▶ [Raw records]:
* start *
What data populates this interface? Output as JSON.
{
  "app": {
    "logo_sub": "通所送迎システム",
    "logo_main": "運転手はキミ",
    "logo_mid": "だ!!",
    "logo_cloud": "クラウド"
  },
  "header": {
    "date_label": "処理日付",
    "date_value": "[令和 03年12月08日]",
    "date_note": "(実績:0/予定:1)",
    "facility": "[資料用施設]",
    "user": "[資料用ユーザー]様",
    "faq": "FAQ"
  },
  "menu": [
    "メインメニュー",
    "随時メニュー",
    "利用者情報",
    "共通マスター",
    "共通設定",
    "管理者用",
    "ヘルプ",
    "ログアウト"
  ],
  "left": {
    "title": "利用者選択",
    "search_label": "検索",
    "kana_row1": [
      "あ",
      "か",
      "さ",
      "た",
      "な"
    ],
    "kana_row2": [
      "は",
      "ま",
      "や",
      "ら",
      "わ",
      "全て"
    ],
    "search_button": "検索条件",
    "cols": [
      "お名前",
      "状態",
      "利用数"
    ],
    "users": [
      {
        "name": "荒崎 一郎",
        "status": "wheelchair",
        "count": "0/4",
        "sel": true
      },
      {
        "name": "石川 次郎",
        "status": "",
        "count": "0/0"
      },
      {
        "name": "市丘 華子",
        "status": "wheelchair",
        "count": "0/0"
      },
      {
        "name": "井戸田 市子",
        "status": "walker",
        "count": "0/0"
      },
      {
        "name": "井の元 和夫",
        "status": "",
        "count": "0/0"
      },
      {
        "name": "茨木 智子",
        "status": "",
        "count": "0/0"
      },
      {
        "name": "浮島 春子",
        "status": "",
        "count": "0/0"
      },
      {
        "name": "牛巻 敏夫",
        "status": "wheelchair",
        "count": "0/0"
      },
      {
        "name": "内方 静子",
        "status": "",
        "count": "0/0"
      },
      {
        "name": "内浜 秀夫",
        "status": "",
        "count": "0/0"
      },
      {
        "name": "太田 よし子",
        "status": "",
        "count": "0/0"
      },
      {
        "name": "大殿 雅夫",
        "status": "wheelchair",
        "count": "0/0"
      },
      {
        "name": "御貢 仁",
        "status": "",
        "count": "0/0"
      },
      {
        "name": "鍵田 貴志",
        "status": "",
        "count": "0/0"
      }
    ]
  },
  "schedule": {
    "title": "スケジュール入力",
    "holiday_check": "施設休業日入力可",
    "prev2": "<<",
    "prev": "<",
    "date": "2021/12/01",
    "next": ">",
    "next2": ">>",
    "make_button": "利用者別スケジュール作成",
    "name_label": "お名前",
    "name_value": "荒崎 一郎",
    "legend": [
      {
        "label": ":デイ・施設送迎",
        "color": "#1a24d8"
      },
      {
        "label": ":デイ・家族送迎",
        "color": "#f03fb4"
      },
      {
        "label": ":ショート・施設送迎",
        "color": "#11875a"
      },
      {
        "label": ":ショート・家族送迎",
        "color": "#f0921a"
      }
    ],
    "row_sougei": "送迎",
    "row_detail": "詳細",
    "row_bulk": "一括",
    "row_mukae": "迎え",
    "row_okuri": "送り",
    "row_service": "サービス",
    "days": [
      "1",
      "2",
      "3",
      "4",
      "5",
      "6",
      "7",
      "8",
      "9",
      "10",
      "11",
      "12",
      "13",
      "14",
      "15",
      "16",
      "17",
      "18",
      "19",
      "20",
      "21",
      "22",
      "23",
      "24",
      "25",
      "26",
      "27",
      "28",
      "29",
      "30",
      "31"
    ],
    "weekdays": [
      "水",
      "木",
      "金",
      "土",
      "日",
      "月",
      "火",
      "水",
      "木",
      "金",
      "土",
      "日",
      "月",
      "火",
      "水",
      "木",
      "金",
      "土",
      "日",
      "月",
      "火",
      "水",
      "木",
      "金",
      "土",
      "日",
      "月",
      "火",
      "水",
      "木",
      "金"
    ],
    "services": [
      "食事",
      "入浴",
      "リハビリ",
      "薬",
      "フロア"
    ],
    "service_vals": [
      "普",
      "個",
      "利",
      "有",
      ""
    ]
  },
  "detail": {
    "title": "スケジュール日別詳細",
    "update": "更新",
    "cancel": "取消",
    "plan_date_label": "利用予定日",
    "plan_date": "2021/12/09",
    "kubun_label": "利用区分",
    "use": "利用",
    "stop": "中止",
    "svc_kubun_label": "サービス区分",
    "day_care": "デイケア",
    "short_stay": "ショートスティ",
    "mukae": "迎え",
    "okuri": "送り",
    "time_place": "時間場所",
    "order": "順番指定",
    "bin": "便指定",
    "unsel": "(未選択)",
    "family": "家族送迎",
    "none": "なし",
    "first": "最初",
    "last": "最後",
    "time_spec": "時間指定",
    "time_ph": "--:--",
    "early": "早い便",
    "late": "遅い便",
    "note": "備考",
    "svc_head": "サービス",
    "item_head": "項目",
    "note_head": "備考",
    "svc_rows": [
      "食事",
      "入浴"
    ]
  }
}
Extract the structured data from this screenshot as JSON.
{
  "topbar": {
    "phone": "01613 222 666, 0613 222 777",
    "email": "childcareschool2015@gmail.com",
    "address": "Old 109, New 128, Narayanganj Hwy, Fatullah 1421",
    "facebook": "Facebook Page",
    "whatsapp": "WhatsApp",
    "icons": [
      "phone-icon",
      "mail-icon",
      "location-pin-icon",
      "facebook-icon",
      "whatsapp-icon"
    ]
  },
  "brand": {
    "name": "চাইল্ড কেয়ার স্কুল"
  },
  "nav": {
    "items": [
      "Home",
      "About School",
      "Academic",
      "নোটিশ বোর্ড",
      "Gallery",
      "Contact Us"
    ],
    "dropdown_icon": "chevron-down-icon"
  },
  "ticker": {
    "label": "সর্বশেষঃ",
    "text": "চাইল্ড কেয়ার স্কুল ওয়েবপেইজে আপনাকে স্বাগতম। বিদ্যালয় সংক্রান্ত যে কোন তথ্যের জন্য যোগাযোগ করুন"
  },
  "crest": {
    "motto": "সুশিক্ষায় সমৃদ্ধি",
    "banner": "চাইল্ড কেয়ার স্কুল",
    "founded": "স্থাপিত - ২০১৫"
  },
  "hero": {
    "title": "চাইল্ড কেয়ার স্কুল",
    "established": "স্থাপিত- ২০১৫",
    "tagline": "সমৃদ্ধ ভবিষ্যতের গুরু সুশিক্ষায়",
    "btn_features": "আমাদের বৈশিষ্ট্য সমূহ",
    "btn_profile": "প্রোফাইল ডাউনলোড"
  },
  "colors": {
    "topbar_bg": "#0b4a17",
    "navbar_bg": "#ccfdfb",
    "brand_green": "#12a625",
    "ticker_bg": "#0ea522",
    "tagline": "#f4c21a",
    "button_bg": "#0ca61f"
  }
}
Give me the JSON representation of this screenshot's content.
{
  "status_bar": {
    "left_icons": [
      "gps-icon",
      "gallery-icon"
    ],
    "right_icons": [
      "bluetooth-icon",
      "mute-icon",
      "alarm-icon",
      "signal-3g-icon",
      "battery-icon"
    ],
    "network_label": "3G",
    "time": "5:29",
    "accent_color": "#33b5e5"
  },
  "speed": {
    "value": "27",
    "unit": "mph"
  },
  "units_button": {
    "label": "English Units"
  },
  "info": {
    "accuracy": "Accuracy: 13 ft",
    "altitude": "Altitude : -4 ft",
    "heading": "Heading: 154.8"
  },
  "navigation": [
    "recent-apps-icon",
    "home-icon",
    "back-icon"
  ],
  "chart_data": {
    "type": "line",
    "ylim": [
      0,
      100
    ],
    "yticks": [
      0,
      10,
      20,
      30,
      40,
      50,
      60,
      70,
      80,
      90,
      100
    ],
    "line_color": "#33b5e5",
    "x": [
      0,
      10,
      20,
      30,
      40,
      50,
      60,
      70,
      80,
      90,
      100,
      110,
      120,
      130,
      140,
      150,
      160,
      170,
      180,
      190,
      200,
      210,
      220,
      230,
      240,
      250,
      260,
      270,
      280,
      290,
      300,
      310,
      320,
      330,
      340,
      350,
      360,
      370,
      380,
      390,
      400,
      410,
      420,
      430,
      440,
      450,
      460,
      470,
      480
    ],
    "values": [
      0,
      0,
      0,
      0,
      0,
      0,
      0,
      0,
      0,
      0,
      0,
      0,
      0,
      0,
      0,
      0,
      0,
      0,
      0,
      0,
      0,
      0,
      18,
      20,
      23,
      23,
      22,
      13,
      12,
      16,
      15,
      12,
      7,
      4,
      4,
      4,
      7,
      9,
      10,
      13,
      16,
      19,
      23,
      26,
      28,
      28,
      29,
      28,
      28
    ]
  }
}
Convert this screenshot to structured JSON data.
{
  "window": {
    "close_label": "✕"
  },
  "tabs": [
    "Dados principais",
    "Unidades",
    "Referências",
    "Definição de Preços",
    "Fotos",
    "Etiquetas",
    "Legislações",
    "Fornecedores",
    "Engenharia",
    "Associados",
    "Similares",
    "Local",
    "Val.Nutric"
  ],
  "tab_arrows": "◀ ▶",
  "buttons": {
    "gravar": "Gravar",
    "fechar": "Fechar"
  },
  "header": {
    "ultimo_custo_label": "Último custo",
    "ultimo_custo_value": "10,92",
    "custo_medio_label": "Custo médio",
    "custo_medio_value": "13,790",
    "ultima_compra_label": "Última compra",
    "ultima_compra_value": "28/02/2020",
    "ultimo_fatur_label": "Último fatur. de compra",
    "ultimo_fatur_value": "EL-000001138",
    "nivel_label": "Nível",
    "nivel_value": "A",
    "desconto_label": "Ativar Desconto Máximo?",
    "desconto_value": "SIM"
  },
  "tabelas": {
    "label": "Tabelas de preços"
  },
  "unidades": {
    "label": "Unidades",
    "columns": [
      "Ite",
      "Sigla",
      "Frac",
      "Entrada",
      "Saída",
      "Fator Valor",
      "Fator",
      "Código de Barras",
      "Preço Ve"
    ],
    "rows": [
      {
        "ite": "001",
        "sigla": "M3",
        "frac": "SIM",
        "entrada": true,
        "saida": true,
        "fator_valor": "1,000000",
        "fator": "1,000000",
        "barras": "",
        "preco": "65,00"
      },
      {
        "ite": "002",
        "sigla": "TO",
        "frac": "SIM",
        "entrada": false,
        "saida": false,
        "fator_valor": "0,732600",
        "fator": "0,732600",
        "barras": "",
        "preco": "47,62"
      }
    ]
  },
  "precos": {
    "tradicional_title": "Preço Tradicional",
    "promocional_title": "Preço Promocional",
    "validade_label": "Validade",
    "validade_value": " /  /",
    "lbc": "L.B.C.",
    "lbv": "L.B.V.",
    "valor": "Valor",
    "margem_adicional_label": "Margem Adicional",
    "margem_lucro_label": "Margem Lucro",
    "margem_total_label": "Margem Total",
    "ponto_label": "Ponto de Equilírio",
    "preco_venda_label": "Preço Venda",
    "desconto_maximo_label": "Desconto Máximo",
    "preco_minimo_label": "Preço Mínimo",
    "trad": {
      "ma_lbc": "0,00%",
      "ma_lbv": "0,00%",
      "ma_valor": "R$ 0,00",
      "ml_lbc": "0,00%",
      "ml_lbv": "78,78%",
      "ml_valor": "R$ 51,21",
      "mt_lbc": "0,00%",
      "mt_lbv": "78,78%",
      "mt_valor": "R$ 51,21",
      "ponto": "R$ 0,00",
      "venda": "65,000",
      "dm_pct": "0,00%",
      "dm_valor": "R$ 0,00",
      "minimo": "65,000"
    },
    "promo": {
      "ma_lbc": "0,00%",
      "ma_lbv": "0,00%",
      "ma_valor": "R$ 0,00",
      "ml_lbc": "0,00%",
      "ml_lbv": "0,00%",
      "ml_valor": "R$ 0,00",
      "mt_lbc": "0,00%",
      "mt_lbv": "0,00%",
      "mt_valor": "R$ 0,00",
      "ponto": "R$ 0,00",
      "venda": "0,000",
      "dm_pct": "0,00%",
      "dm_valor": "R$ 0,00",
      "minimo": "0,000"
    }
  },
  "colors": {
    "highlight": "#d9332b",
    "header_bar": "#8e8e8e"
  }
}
* end *
▶ [GIVEN TASK]: Which lines hold the word "JSON"? Copy every one of them.

▶ [RESULT OF THIS TASK]:
What data populates this interface? Output as JSON.
Extract the structured data from this screenshot as JSON.
Give me the JSON representation of this screenshot's content.
Convert this screenshot to structured JSON data.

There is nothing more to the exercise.